What needs to be done >> Give back each entry unchanged, minus pictures.

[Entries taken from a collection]
## BEGIN
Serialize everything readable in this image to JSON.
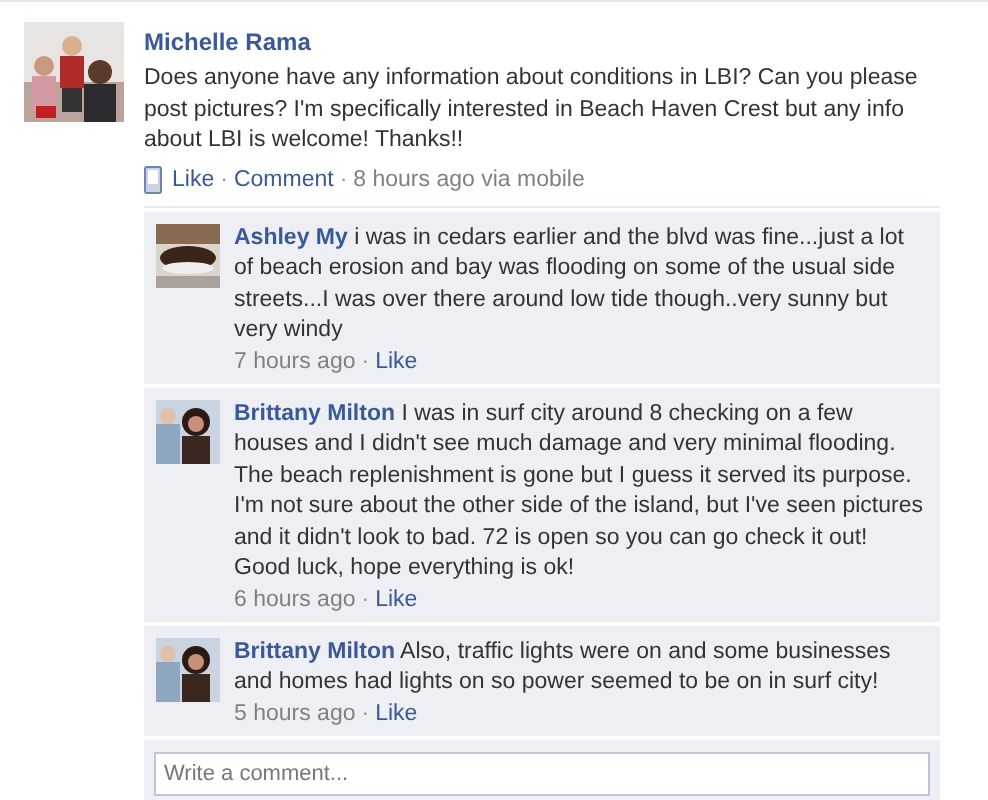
{
  "post": {
    "author": "Michelle Rama",
    "text": "Does anyone have any information about conditions in LBI? Can you please post pictures? I'm specifically interested in Beach Haven Crest but any info about LBI is welcome! Thanks!!",
    "actions": [
      "Like",
      "Comment"
    ],
    "time": "8 hours ago via mobile"
  },
  "comments": [
    {
      "author": "Ashley My",
      "text": "i was in cedars earlier and the blvd was fine...just a lot of beach erosion and bay was flooding on some of the usual side streets...I was over there around low tide though..very sunny but very windy",
      "time": "7 hours ago",
      "action": "Like"
    },
    {
      "author": "Brittany Milton",
      "text": "I was in surf city around 8 checking on a few houses and I didn't see much damage and very minimal flooding. The beach replenishment is gone but I guess it served its purpose. I'm not sure about the other side of the island, but I've seen pictures and it didn't look to bad. 72 is open so you can go check it out! Good luck, hope everything is ok!",
      "time": "6 hours ago",
      "action": "Like"
    },
    {
      "author": "Brittany Milton",
      "text": "Also, traffic lights were on and some businesses and homes had lights on so power seemed to be on in surf city!",
      "time": "5 hours ago",
      "action": "Like"
    }
  ],
  "separator": "·",
  "comment_field": {
    "placeholder": "Write a comment..."
  }
}
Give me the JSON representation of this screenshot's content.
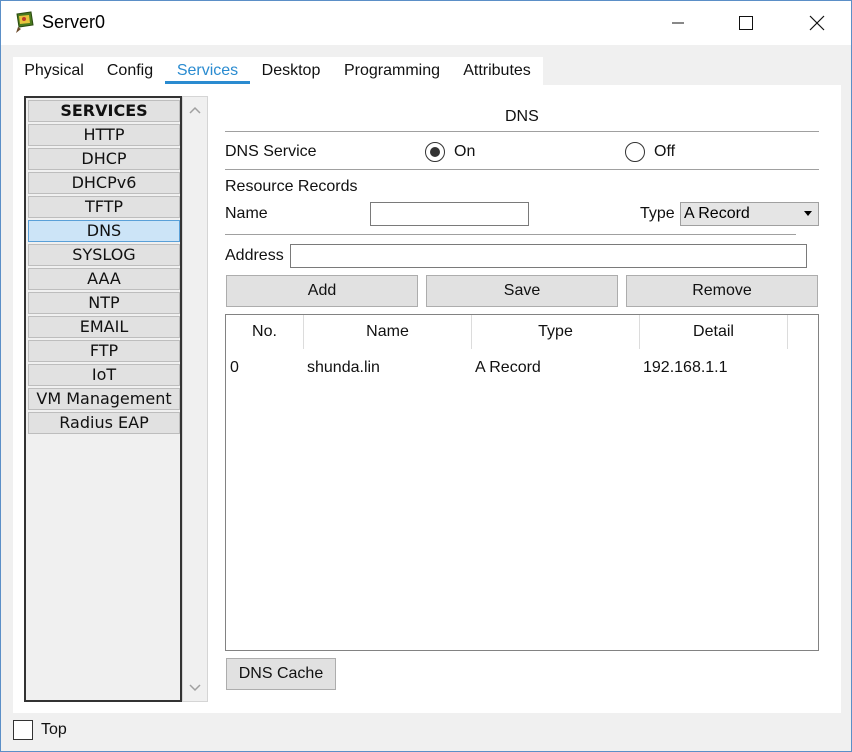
{
  "window": {
    "title": "Server0"
  },
  "tabs": [
    {
      "label": "Physical"
    },
    {
      "label": "Config"
    },
    {
      "label": "Services"
    },
    {
      "label": "Desktop"
    },
    {
      "label": "Programming"
    },
    {
      "label": "Attributes"
    }
  ],
  "sidebar": {
    "header": "SERVICES",
    "items": [
      {
        "label": "HTTP"
      },
      {
        "label": "DHCP"
      },
      {
        "label": "DHCPv6"
      },
      {
        "label": "TFTP"
      },
      {
        "label": "DNS"
      },
      {
        "label": "SYSLOG"
      },
      {
        "label": "AAA"
      },
      {
        "label": "NTP"
      },
      {
        "label": "EMAIL"
      },
      {
        "label": "FTP"
      },
      {
        "label": "IoT"
      },
      {
        "label": "VM Management"
      },
      {
        "label": "Radius EAP"
      }
    ]
  },
  "dns": {
    "heading": "DNS",
    "service_label": "DNS Service",
    "on_label": "On",
    "off_label": "Off",
    "resource_records_label": "Resource Records",
    "name_label": "Name",
    "name_value": "",
    "type_label": "Type",
    "type_value": "A Record",
    "address_label": "Address",
    "address_value": "",
    "add_button": "Add",
    "save_button": "Save",
    "remove_button": "Remove",
    "cache_button": "DNS Cache"
  },
  "records_table": {
    "columns": [
      "No.",
      "Name",
      "Type",
      "Detail"
    ],
    "rows": [
      [
        "0",
        "shunda.lin",
        "A Record",
        "192.168.1.1"
      ]
    ]
  },
  "footer": {
    "top_label": "Top"
  }
}
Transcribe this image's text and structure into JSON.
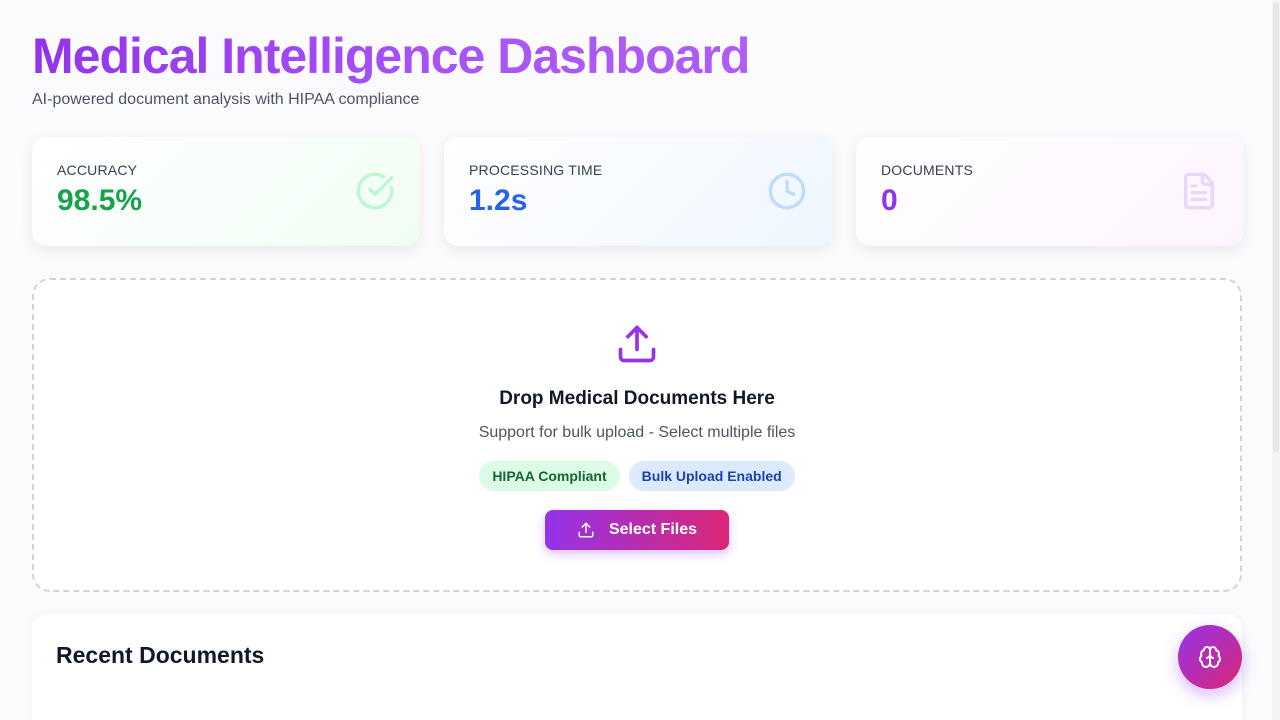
{
  "header": {
    "title": "Medical Intelligence Dashboard",
    "subtitle": "AI-powered document analysis with HIPAA compliance"
  },
  "stats": [
    {
      "label": "ACCURACY",
      "value": "98.5%",
      "icon": "check-circle-icon",
      "color": "#16a34a"
    },
    {
      "label": "PROCESSING TIME",
      "value": "1.2s",
      "icon": "clock-icon",
      "color": "#2563eb"
    },
    {
      "label": "DOCUMENTS",
      "value": "0",
      "icon": "document-icon",
      "color": "#9333ea"
    }
  ],
  "dropzone": {
    "icon": "upload-icon",
    "title": "Drop Medical Documents Here",
    "subtitle": "Support for bulk upload - Select multiple files",
    "badges": [
      "HIPAA Compliant",
      "Bulk Upload Enabled"
    ],
    "button_label": "Select Files"
  },
  "recent": {
    "title": "Recent Documents"
  },
  "fab": {
    "icon": "brain-icon"
  }
}
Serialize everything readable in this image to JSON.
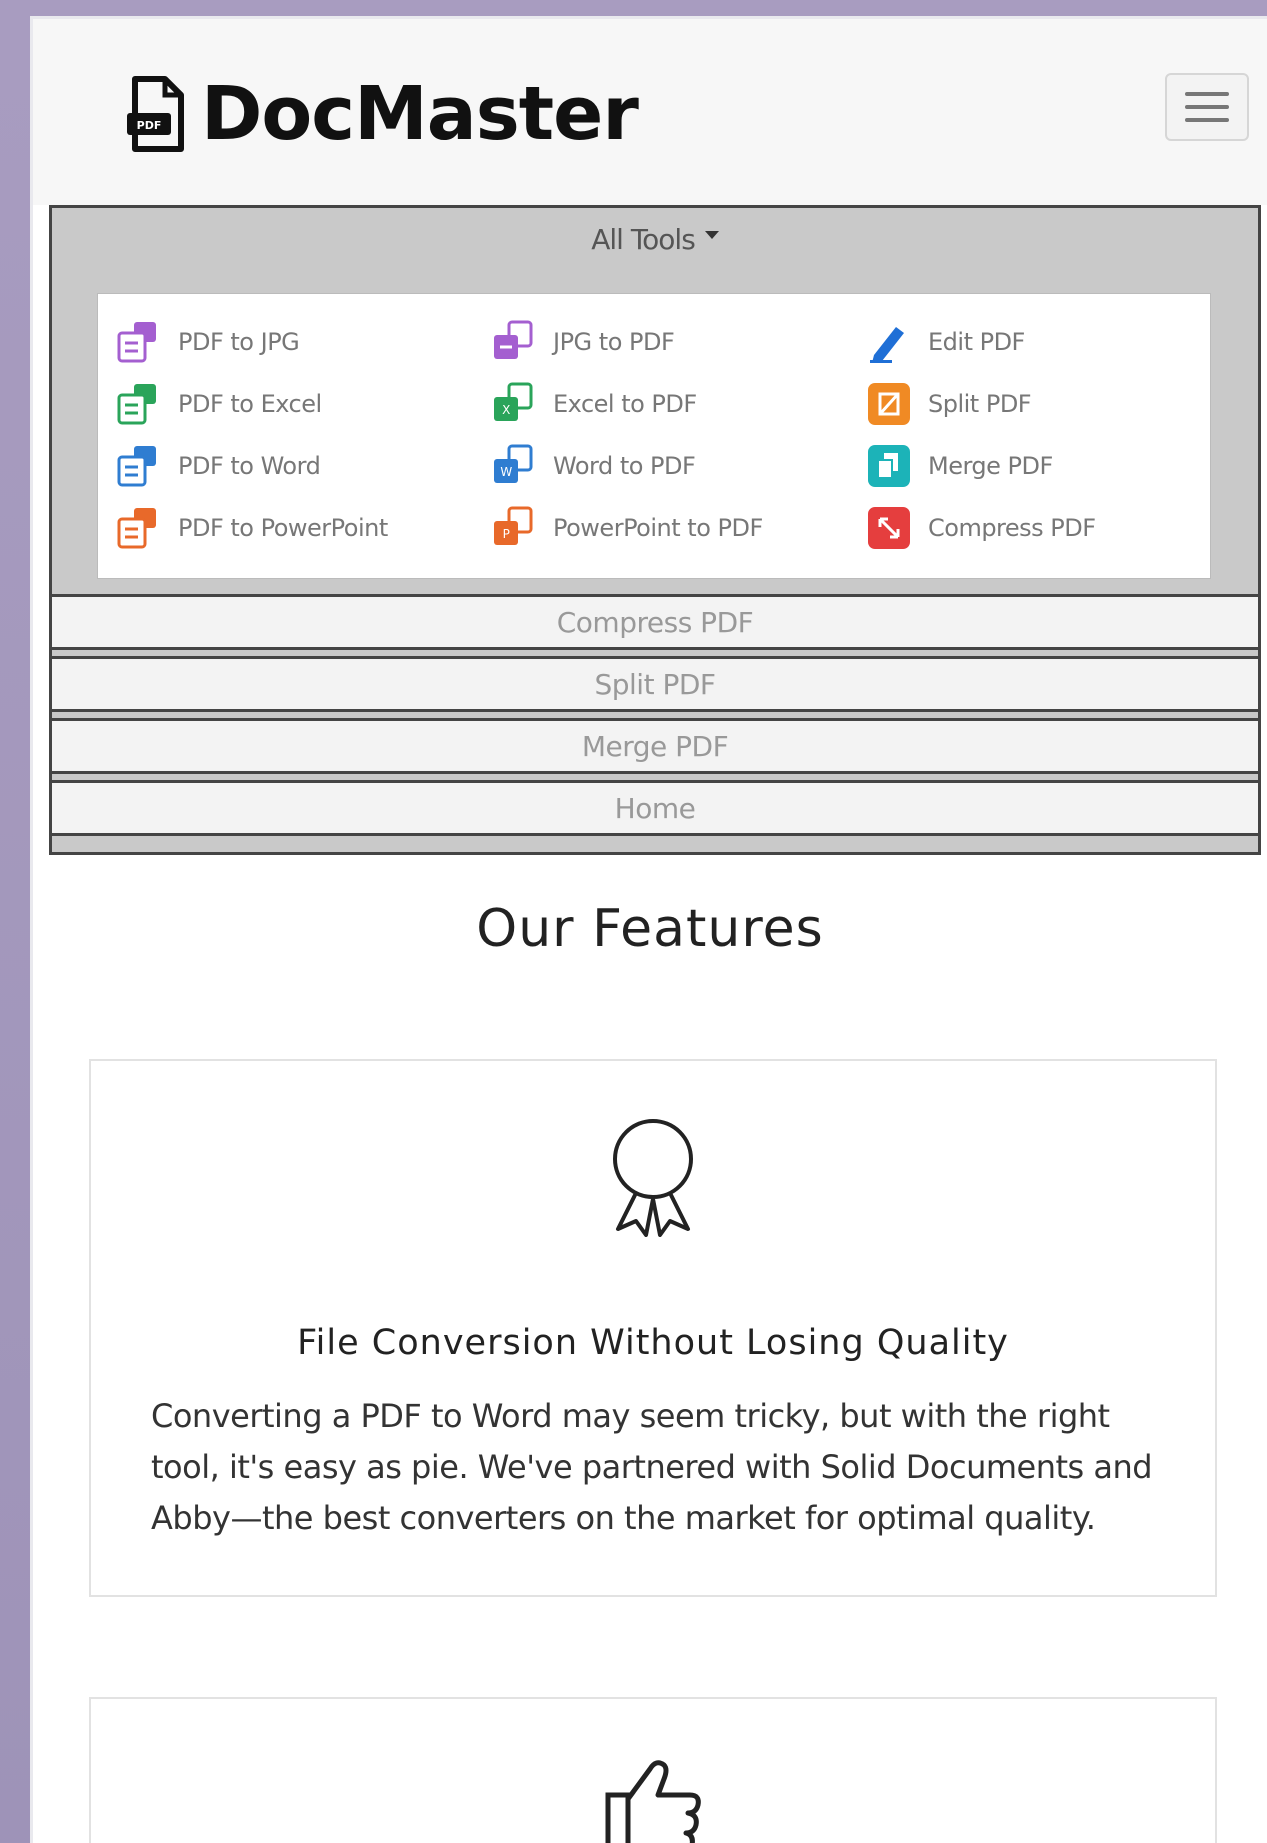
{
  "navbar": {
    "brand": "DocMaster",
    "brand_icon": "pdf-file-icon",
    "toggler_icon": "hamburger-icon"
  },
  "menu": {
    "all_tools_label": "All Tools",
    "tools": [
      {
        "label": "PDF to JPG",
        "icon": "pdf-to-jpg-icon",
        "color": "#9b4fc6"
      },
      {
        "label": "JPG to PDF",
        "icon": "jpg-to-pdf-icon",
        "color": "#9b4fc6"
      },
      {
        "label": "Edit PDF",
        "icon": "edit-pdf-icon",
        "color": "#1f6fd6"
      },
      {
        "label": "PDF to Excel",
        "icon": "pdf-to-excel-icon",
        "color": "#2aa45a"
      },
      {
        "label": "Excel to PDF",
        "icon": "excel-to-pdf-icon",
        "color": "#2aa45a"
      },
      {
        "label": "Split PDF",
        "icon": "split-pdf-icon",
        "color": "#f08a24"
      },
      {
        "label": "PDF to Word",
        "icon": "pdf-to-word-icon",
        "color": "#2f7dd1"
      },
      {
        "label": "Word to PDF",
        "icon": "word-to-pdf-icon",
        "color": "#2f7dd1"
      },
      {
        "label": "Merge PDF",
        "icon": "merge-pdf-icon",
        "color": "#1cb3b8"
      },
      {
        "label": "PDF to PowerPoint",
        "icon": "pdf-to-powerpoint-icon",
        "color": "#e8692a"
      },
      {
        "label": "PowerPoint to PDF",
        "icon": "powerpoint-to-pdf-icon",
        "color": "#e8692a"
      },
      {
        "label": "Compress PDF",
        "icon": "compress-pdf-icon",
        "color": "#e53e3e"
      }
    ],
    "links": [
      "Compress PDF",
      "Split PDF",
      "Merge PDF",
      "Home"
    ]
  },
  "features": {
    "title": "Our Features",
    "cards": [
      {
        "icon": "award-ribbon-icon",
        "title": "File Conversion Without Losing Quality",
        "text": "Converting a PDF to Word may seem tricky, but with the right tool, it's easy as pie. We've partnered with Solid Documents and Abby—the best converters on the market for optimal quality."
      },
      {
        "icon": "thumbs-up-icon"
      }
    ]
  }
}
## END
The output >>
Serialize everything readable in this image to JSON.
{
  "post": {
    "author": "Michelle Rama",
    "text": "Does anyone have any information about conditions in LBI? Can you please post pictures? I'm specifically interested in Beach Haven Crest but any info about LBI is welcome! Thanks!!",
    "actions": [
      "Like",
      "Comment"
    ],
    "time": "8 hours ago via mobile"
  },
  "comments": [
    {
      "author": "Ashley My",
      "text": "i was in cedars earlier and the blvd was fine...just a lot of beach erosion and bay was flooding on some of the usual side streets...I was over there around low tide though..very sunny but very windy",
      "time": "7 hours ago",
      "action": "Like"
    },
    {
      "author": "Brittany Milton",
      "text": "I was in surf city around 8 checking on a few houses and I didn't see much damage and very minimal flooding. The beach replenishment is gone but I guess it served its purpose. I'm not sure about the other side of the island, but I've seen pictures and it didn't look to bad. 72 is open so you can go check it out! Good luck, hope everything is ok!",
      "time": "6 hours ago",
      "action": "Like"
    },
    {
      "author": "Brittany Milton",
      "text": "Also, traffic lights were on and some businesses and homes had lights on so power seemed to be on in surf city!",
      "time": "5 hours ago",
      "action": "Like"
    }
  ],
  "separator": "·",
  "comment_field": {
    "placeholder": "Write a comment..."
  }
}
Give me the JSON representation of this screenshot's content.
{
  "window": {
    "title": "Server0"
  },
  "tabs": [
    {
      "label": "Physical"
    },
    {
      "label": "Config"
    },
    {
      "label": "Services"
    },
    {
      "label": "Desktop"
    },
    {
      "label": "Programming"
    },
    {
      "label": "Attributes"
    }
  ],
  "sidebar": {
    "header": "SERVICES",
    "items": [
      {
        "label": "HTTP"
      },
      {
        "label": "DHCP"
      },
      {
        "label": "DHCPv6"
      },
      {
        "label": "TFTP"
      },
      {
        "label": "DNS"
      },
      {
        "label": "SYSLOG"
      },
      {
        "label": "AAA"
      },
      {
        "label": "NTP"
      },
      {
        "label": "EMAIL"
      },
      {
        "label": "FTP"
      },
      {
        "label": "IoT"
      },
      {
        "label": "VM Management"
      },
      {
        "label": "Radius EAP"
      }
    ]
  },
  "dns": {
    "heading": "DNS",
    "service_label": "DNS Service",
    "on_label": "On",
    "off_label": "Off",
    "resource_records_label": "Resource Records",
    "name_label": "Name",
    "name_value": "",
    "type_label": "Type",
    "type_value": "A Record",
    "address_label": "Address",
    "address_value": "",
    "add_button": "Add",
    "save_button": "Save",
    "remove_button": "Remove",
    "cache_button": "DNS Cache"
  },
  "records_table": {
    "columns": [
      "No.",
      "Name",
      "Type",
      "Detail"
    ],
    "rows": [
      [
        "0",
        "shunda.lin",
        "A Record",
        "192.168.1.1"
      ]
    ]
  },
  "footer": {
    "top_label": "Top"
  }
}
Transcribe this image's text and structure into JSON.
{
  "header": {
    "title": "Medical Intelligence Dashboard",
    "subtitle": "AI-powered document analysis with HIPAA compliance"
  },
  "stats": [
    {
      "label": "ACCURACY",
      "value": "98.5%",
      "icon": "check-circle-icon",
      "color": "#16a34a"
    },
    {
      "label": "PROCESSING TIME",
      "value": "1.2s",
      "icon": "clock-icon",
      "color": "#2563eb"
    },
    {
      "label": "DOCUMENTS",
      "value": "0",
      "icon": "document-icon",
      "color": "#9333ea"
    }
  ],
  "dropzone": {
    "icon": "upload-icon",
    "title": "Drop Medical Documents Here",
    "subtitle": "Support for bulk upload - Select multiple files",
    "badges": [
      "HIPAA Compliant",
      "Bulk Upload Enabled"
    ],
    "button_label": "Select Files"
  },
  "recent": {
    "title": "Recent Documents"
  },
  "fab": {
    "icon": "brain-icon"
  }
}
Serialize everything readable in this image to JSON.
{
  "navbar": {
    "brand": "DocMaster",
    "brand_icon": "pdf-file-icon",
    "toggler_icon": "hamburger-icon"
  },
  "menu": {
    "all_tools_label": "All Tools",
    "tools": [
      {
        "label": "PDF to JPG",
        "icon": "pdf-to-jpg-icon",
        "color": "#9b4fc6"
      },
      {
        "label": "JPG to PDF",
        "icon": "jpg-to-pdf-icon",
        "color": "#9b4fc6"
      },
      {
        "label": "Edit PDF",
        "icon": "edit-pdf-icon",
        "color": "#1f6fd6"
      },
      {
        "label": "PDF to Excel",
        "icon": "pdf-to-excel-icon",
        "color": "#2aa45a"
      },
      {
        "label": "Excel to PDF",
        "icon": "excel-to-pdf-icon",
        "color": "#2aa45a"
      },
      {
        "label": "Split PDF",
        "icon": "split-pdf-icon",
        "color": "#f08a24"
      },
      {
        "label": "PDF to Word",
        "icon": "pdf-to-word-icon",
        "color": "#2f7dd1"
      },
      {
        "label": "Word to PDF",
        "icon": "word-to-pdf-icon",
        "color": "#2f7dd1"
      },
      {
        "label": "Merge PDF",
        "icon": "merge-pdf-icon",
        "color": "#1cb3b8"
      },
      {
        "label": "PDF to PowerPoint",
        "icon": "pdf-to-powerpoint-icon",
        "color": "#e8692a"
      },
      {
        "label": "PowerPoint to PDF",
        "icon": "powerpoint-to-pdf-icon",
        "color": "#e8692a"
      },
      {
        "label": "Compress PDF",
        "icon": "compress-pdf-icon",
        "color": "#e53e3e"
      }
    ],
    "links": [
      "Compress PDF",
      "Split PDF",
      "Merge PDF",
      "Home"
    ]
  },
  "features": {
    "title": "Our Features",
    "cards": [
      {
        "icon": "award-ribbon-icon",
        "title": "File Conversion Without Losing Quality",
        "text": "Converting a PDF to Word may seem tricky, but with the right tool, it's easy as pie. We've partnered with Solid Documents and Abby—the best converters on the market for optimal quality."
      },
      {
        "icon": "thumbs-up-icon"
      }
    ]
  }
}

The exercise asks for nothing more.